Given exercise.
Each record is to be printed again precisely as it reads.

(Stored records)
>>>
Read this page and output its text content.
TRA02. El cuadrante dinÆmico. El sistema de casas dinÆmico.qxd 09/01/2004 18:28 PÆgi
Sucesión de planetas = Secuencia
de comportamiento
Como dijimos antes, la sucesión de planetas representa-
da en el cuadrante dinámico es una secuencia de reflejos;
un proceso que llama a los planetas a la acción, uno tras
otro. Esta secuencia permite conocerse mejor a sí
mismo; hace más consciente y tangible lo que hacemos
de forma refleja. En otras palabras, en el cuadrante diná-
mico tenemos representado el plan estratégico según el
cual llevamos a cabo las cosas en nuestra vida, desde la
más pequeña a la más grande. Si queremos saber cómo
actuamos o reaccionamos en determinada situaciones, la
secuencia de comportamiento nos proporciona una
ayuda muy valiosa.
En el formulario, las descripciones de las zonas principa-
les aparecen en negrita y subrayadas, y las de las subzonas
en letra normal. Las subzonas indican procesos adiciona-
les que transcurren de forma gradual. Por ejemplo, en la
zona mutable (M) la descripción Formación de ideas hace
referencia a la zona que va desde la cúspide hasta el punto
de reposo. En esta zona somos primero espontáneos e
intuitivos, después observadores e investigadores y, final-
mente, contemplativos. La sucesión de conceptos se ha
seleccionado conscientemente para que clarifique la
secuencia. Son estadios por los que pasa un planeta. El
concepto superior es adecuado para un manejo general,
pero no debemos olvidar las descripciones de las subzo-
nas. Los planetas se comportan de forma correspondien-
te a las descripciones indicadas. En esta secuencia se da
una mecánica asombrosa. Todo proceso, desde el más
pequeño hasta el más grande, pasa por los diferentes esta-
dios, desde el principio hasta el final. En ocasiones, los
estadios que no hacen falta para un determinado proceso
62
<<<
In response.
Read this page and output its text content.
TRA02. El cuadrante dinÆmico. El sistema de casas dinÆmico.qxd 09/01/2004 18:28 PÆgi
Sucesión de planetas = Secuencia
de comportamiento
Como dijimos antes, la sucesión de planetas representa-
da en el cuadrante dinámico es una secuencia de reflejos;
un proceso que llama a los planetas a la acción, uno tras
otro. Esta secuencia permite conocerse mejor a sí
mismo; hace más consciente y tangible lo que hacemos
de forma refleja. En otras palabras, en el cuadrante diná-
mico tenemos representado el plan estratégico según el
cual llevamos a cabo las cosas en nuestra vida, desde la
más pequeña a la más grande. Si queremos saber cómo
actuamos o reaccionamos en determinada situaciones, la
secuencia de comportamiento nos proporciona una
ayuda muy valiosa.
En el formulario, las descripciones de las zonas principa-
les aparecen en negrita y subrayadas, y las de las subzonas
en letra normal. Las subzonas indican procesos adiciona-
les que transcurren de forma gradual. Por ejemplo, en la
zona mutable (M) la descripción Formación de ideas hace
referencia a la zona que va desde la cúspide hasta el punto
de reposo. En esta zona somos primero espontáneos e
intuitivos, después observadores e investigadores y, final-
mente, contemplativos. La sucesión de conceptos se ha
seleccionado conscientemente para que clarifique la
secuencia. Son estadios por los que pasa un planeta. El
concepto superior es adecuado para un manejo general,
pero no debemos olvidar las descripciones de las subzo-
nas. Los planetas se comportan de forma correspondien-
te a las descripciones indicadas. En esta secuencia se da
una mecánica asombrosa. Todo proceso, desde el más
pequeño hasta el más grande, pasa por los diferentes esta-
dios, desde el principio hasta el final. En ocasiones, los
estadios que no hacen falta para un determinado proceso
62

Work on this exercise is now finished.